■ TASK INSTRUCTIONS ■
Return only how many lines in the data include the string "true".

Items from a figure collection:

'''

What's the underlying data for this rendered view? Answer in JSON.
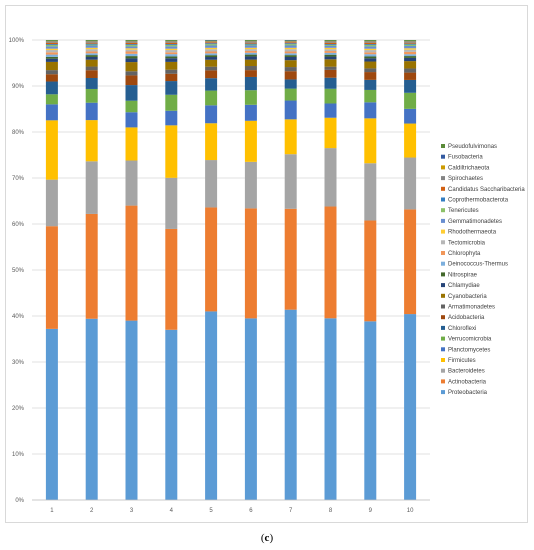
{
  "caption": {
    "open": "(",
    "letter": "c",
    "close": ")"
  },
  "chart_data": {
    "type": "bar",
    "stacked": true,
    "percent": true,
    "categories": [
      "1",
      "2",
      "3",
      "4",
      "5",
      "6",
      "7",
      "8",
      "9",
      "10"
    ],
    "ylim": [
      0,
      100
    ],
    "yticks": [
      "0%",
      "10%",
      "20%",
      "30%",
      "40%",
      "50%",
      "60%",
      "70%",
      "80%",
      "90%",
      "100%"
    ],
    "grid": true,
    "legend_position": "right",
    "series": [
      {
        "name": "Proteobacteria",
        "color": "#5b9bd5",
        "values": [
          37.5,
          39.6,
          39.0,
          37.3,
          41.0,
          39.8,
          41.5,
          39.5,
          39.0,
          40.5
        ]
      },
      {
        "name": "Actinobacteria",
        "color": "#ed7d31",
        "values": [
          22.5,
          22.9,
          25.0,
          22.1,
          22.6,
          24.1,
          22.0,
          24.3,
          22.0,
          22.8
        ]
      },
      {
        "name": "Bacteroidetes",
        "color": "#a5a5a5",
        "values": [
          10.2,
          11.5,
          9.8,
          11.2,
          10.3,
          10.2,
          11.9,
          12.7,
          12.5,
          11.3
        ]
      },
      {
        "name": "Firmicutes",
        "color": "#ffc000",
        "values": [
          13.0,
          9.0,
          7.2,
          11.5,
          8.0,
          9.0,
          7.6,
          6.6,
          9.8,
          7.4
        ]
      },
      {
        "name": "Planctomycetes",
        "color": "#4472c4",
        "values": [
          3.5,
          3.8,
          3.3,
          3.2,
          3.9,
          3.5,
          4.1,
          3.1,
          3.5,
          3.2
        ]
      },
      {
        "name": "Verrucomicrobia",
        "color": "#70ad47",
        "values": [
          2.2,
          3.0,
          2.5,
          3.5,
          3.2,
          3.2,
          2.6,
          3.2,
          2.7,
          3.5
        ]
      },
      {
        "name": "Chloroflexi",
        "color": "#255e91",
        "values": [
          2.8,
          2.4,
          3.4,
          3.0,
          2.7,
          2.9,
          2.0,
          2.4,
          2.2,
          2.8
        ]
      },
      {
        "name": "Acidobacteria",
        "color": "#9e480e",
        "values": [
          1.6,
          1.7,
          2.1,
          1.6,
          1.7,
          1.5,
          1.8,
          1.7,
          1.7,
          1.6
        ]
      },
      {
        "name": "Armatimonadetes",
        "color": "#636363",
        "values": [
          0.9,
          0.8,
          0.9,
          0.9,
          0.8,
          0.9,
          0.9,
          0.7,
          0.8,
          0.9
        ]
      },
      {
        "name": "Cyanobacteria",
        "color": "#997300",
        "values": [
          1.8,
          1.5,
          2.0,
          1.7,
          1.5,
          1.4,
          1.5,
          1.6,
          1.5,
          1.6
        ]
      },
      {
        "name": "Chlamydiae",
        "color": "#264478",
        "values": [
          0.7,
          0.6,
          0.8,
          0.8,
          0.6,
          0.7,
          0.7,
          0.6,
          0.7,
          0.7
        ]
      },
      {
        "name": "Nitrospirae",
        "color": "#43682b",
        "values": [
          0.4,
          0.4,
          0.5,
          0.4,
          0.4,
          0.4,
          0.4,
          0.4,
          0.4,
          0.4
        ]
      },
      {
        "name": "Deinococcus-Thermus",
        "color": "#7cafdd",
        "values": [
          0.5,
          0.4,
          0.5,
          0.5,
          0.4,
          0.4,
          0.4,
          0.4,
          0.5,
          0.4
        ]
      },
      {
        "name": "Chlorophyta",
        "color": "#f1975a",
        "values": [
          0.5,
          0.4,
          0.5,
          0.4,
          0.4,
          0.4,
          0.4,
          0.4,
          0.4,
          0.5
        ]
      },
      {
        "name": "Tectomicrobia",
        "color": "#b7b7b7",
        "values": [
          0.5,
          0.5,
          0.4,
          0.5,
          0.5,
          0.4,
          0.5,
          0.4,
          0.5,
          0.5
        ]
      },
      {
        "name": "Rhodothermaeota",
        "color": "#ffcd33",
        "values": [
          0.3,
          0.3,
          0.3,
          0.3,
          0.3,
          0.3,
          0.3,
          0.3,
          0.3,
          0.3
        ]
      },
      {
        "name": "Gemmatimonadetes",
        "color": "#698ed0",
        "values": [
          0.5,
          0.5,
          0.4,
          0.5,
          0.5,
          0.5,
          0.5,
          0.4,
          0.5,
          0.5
        ]
      },
      {
        "name": "Tenericutes",
        "color": "#8cc168",
        "values": [
          0.3,
          0.2,
          0.3,
          0.3,
          0.3,
          0.2,
          0.3,
          0.2,
          0.3,
          0.3
        ]
      },
      {
        "name": "Coprothermobacterota",
        "color": "#327dc2",
        "values": [
          0.2,
          0.2,
          0.2,
          0.2,
          0.2,
          0.2,
          0.2,
          0.2,
          0.2,
          0.2
        ]
      },
      {
        "name": "Candidatus Saccharibacteria",
        "color": "#d26012",
        "values": [
          0.3,
          0.2,
          0.3,
          0.3,
          0.2,
          0.2,
          0.2,
          0.3,
          0.3,
          0.2
        ]
      },
      {
        "name": "Spirochaetes",
        "color": "#848484",
        "values": [
          0.2,
          0.2,
          0.2,
          0.2,
          0.2,
          0.2,
          0.2,
          0.2,
          0.2,
          0.2
        ]
      },
      {
        "name": "Caldiltrichaeota",
        "color": "#cc9a00",
        "values": [
          0.1,
          0.1,
          0.1,
          0.1,
          0.1,
          0.1,
          0.1,
          0.1,
          0.1,
          0.1
        ]
      },
      {
        "name": "Fusobacteria",
        "color": "#335aa1",
        "values": [
          0.1,
          0.1,
          0.1,
          0.1,
          0.1,
          0.1,
          0.1,
          0.1,
          0.1,
          0.1
        ]
      },
      {
        "name": "Pseudofulvimonas",
        "color": "#5a8a39",
        "values": [
          0.2,
          0.2,
          0.2,
          0.2,
          0.1,
          0.2,
          0.1,
          0.2,
          0.2,
          0.2
        ]
      }
    ]
  }
}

'''

■ OUTPUT FOR THIS TASK ■
3